>> START
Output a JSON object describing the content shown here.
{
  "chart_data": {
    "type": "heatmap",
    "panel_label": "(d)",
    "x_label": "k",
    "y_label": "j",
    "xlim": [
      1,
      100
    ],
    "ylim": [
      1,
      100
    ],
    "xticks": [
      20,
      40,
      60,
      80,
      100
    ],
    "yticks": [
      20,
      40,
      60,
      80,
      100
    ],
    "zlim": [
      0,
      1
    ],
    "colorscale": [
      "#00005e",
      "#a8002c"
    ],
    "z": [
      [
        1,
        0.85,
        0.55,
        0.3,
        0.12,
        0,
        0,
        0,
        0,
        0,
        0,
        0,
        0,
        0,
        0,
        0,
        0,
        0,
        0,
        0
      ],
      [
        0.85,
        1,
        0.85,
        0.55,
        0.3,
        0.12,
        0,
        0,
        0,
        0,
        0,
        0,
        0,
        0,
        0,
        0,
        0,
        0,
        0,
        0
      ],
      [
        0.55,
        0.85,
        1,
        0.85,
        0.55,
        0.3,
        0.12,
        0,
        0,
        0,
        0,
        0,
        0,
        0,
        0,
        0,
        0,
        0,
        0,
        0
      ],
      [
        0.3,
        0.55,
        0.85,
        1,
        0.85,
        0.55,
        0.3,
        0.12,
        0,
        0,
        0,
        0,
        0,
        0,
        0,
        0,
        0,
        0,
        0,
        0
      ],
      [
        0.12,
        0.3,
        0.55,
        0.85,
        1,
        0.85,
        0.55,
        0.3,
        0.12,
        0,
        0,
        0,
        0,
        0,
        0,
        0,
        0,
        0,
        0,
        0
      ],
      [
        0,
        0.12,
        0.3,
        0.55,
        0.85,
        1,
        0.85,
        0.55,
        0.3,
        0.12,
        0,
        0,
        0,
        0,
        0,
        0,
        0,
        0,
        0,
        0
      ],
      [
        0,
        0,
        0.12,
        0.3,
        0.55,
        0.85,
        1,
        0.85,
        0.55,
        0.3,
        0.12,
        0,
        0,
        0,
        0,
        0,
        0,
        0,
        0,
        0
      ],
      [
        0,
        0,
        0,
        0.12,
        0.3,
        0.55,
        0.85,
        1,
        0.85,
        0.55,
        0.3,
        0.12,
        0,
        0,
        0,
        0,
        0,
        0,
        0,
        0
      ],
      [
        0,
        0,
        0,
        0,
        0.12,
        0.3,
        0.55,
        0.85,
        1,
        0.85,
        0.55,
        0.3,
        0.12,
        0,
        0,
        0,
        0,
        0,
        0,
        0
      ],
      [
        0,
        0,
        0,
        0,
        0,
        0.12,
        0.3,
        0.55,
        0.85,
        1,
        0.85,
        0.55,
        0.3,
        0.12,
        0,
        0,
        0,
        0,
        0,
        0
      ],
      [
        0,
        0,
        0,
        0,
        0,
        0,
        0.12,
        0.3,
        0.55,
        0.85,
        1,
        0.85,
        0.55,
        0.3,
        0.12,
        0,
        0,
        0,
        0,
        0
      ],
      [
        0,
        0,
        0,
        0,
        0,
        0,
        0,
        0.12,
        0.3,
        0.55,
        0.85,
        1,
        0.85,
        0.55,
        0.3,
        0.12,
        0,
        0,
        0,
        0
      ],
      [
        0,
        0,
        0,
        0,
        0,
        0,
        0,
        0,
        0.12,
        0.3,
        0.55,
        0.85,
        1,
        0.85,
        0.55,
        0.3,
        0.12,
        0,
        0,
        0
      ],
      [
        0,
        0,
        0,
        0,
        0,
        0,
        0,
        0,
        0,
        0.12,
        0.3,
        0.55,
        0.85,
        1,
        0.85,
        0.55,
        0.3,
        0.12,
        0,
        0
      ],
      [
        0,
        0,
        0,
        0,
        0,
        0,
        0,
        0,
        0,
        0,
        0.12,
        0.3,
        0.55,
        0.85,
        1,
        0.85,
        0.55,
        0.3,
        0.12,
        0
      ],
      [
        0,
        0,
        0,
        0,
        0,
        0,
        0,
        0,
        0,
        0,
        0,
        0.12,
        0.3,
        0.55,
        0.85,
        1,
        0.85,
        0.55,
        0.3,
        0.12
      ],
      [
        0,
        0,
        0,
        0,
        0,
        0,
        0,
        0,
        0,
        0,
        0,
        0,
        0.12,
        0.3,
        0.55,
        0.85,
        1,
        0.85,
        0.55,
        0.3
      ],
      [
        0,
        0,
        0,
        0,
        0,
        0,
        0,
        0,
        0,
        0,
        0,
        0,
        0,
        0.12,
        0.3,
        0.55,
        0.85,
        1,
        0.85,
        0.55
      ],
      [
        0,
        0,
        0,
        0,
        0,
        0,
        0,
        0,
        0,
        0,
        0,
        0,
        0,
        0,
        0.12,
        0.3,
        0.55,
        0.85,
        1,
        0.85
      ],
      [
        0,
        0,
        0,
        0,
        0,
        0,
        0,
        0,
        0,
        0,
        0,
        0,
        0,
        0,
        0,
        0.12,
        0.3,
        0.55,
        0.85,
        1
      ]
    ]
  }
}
>> END
◆ Exercise details: Write out the full listing exactly as given.

◆ Written answer:
Output a JSON object describing the content shown here.
{
  "chart_data": {
    "type": "heatmap",
    "panel_label": "(d)",
    "x_label": "k",
    "y_label": "j",
    "xlim": [
      1,
      100
    ],
    "ylim": [
      1,
      100
    ],
    "xticks": [
      20,
      40,
      60,
      80,
      100
    ],
    "yticks": [
      20,
      40,
      60,
      80,
      100
    ],
    "zlim": [
      0,
      1
    ],
    "colorscale": [
      "#00005e",
      "#a8002c"
    ],
    "z": [
      [
        1,
        0.85,
        0.55,
        0.3,
        0.12,
        0,
        0,
        0,
        0,
        0,
        0,
        0,
        0,
        0,
        0,
        0,
        0,
        0,
        0,
        0
      ],
      [
        0.85,
        1,
        0.85,
        0.55,
        0.3,
        0.12,
        0,
        0,
        0,
        0,
        0,
        0,
        0,
        0,
        0,
        0,
        0,
        0,
        0,
        0
      ],
      [
        0.55,
        0.85,
        1,
        0.85,
        0.55,
        0.3,
        0.12,
        0,
        0,
        0,
        0,
        0,
        0,
        0,
        0,
        0,
        0,
        0,
        0,
        0
      ],
      [
        0.3,
        0.55,
        0.85,
        1,
        0.85,
        0.55,
        0.3,
        0.12,
        0,
        0,
        0,
        0,
        0,
        0,
        0,
        0,
        0,
        0,
        0,
        0
      ],
      [
        0.12,
        0.3,
        0.55,
        0.85,
        1,
        0.85,
        0.55,
        0.3,
        0.12,
        0,
        0,
        0,
        0,
        0,
        0,
        0,
        0,
        0,
        0,
        0
      ],
      [
        0,
        0.12,
        0.3,
        0.55,
        0.85,
        1,
        0.85,
        0.55,
        0.3,
        0.12,
        0,
        0,
        0,
        0,
        0,
        0,
        0,
        0,
        0,
        0
      ],
      [
        0,
        0,
        0.12,
        0.3,
        0.55,
        0.85,
        1,
        0.85,
        0.55,
        0.3,
        0.12,
        0,
        0,
        0,
        0,
        0,
        0,
        0,
        0,
        0
      ],
      [
        0,
        0,
        0,
        0.12,
        0.3,
        0.55,
        0.85,
        1,
        0.85,
        0.55,
        0.3,
        0.12,
        0,
        0,
        0,
        0,
        0,
        0,
        0,
        0
      ],
      [
        0,
        0,
        0,
        0,
        0.12,
        0.3,
        0.55,
        0.85,
        1,
        0.85,
        0.55,
        0.3,
        0.12,
        0,
        0,
        0,
        0,
        0,
        0,
        0
      ],
      [
        0,
        0,
        0,
        0,
        0,
        0.12,
        0.3,
        0.55,
        0.85,
        1,
        0.85,
        0.55,
        0.3,
        0.12,
        0,
        0,
        0,
        0,
        0,
        0
      ],
      [
        0,
        0,
        0,
        0,
        0,
        0,
        0.12,
        0.3,
        0.55,
        0.85,
        1,
        0.85,
        0.55,
        0.3,
        0.12,
        0,
        0,
        0,
        0,
        0
      ],
      [
        0,
        0,
        0,
        0,
        0,
        0,
        0,
        0.12,
        0.3,
        0.55,
        0.85,
        1,
        0.85,
        0.55,
        0.3,
        0.12,
        0,
        0,
        0,
        0
      ],
      [
        0,
        0,
        0,
        0,
        0,
        0,
        0,
        0,
        0.12,
        0.3,
        0.55,
        0.85,
        1,
        0.85,
        0.55,
        0.3,
        0.12,
        0,
        0,
        0
      ],
      [
        0,
        0,
        0,
        0,
        0,
        0,
        0,
        0,
        0,
        0.12,
        0.3,
        0.55,
        0.85,
        1,
        0.85,
        0.55,
        0.3,
        0.12,
        0,
        0
      ],
      [
        0,
        0,
        0,
        0,
        0,
        0,
        0,
        0,
        0,
        0,
        0.12,
        0.3,
        0.55,
        0.85,
        1,
        0.85,
        0.55,
        0.3,
        0.12,
        0
      ],
      [
        0,
        0,
        0,
        0,
        0,
        0,
        0,
        0,
        0,
        0,
        0,
        0.12,
        0.3,
        0.55,
        0.85,
        1,
        0.85,
        0.55,
        0.3,
        0.12
      ],
      [
        0,
        0,
        0,
        0,
        0,
        0,
        0,
        0,
        0,
        0,
        0,
        0,
        0.12,
        0.3,
        0.55,
        0.85,
        1,
        0.85,
        0.55,
        0.3
      ],
      [
        0,
        0,
        0,
        0,
        0,
        0,
        0,
        0,
        0,
        0,
        0,
        0,
        0,
        0.12,
        0.3,
        0.55,
        0.85,
        1,
        0.85,
        0.55
      ],
      [
        0,
        0,
        0,
        0,
        0,
        0,
        0,
        0,
        0,
        0,
        0,
        0,
        0,
        0,
        0.12,
        0.3,
        0.55,
        0.85,
        1,
        0.85
      ],
      [
        0,
        0,
        0,
        0,
        0,
        0,
        0,
        0,
        0,
        0,
        0,
        0,
        0,
        0,
        0,
        0.12,
        0.3,
        0.55,
        0.85,
        1
      ]
    ]
  }
}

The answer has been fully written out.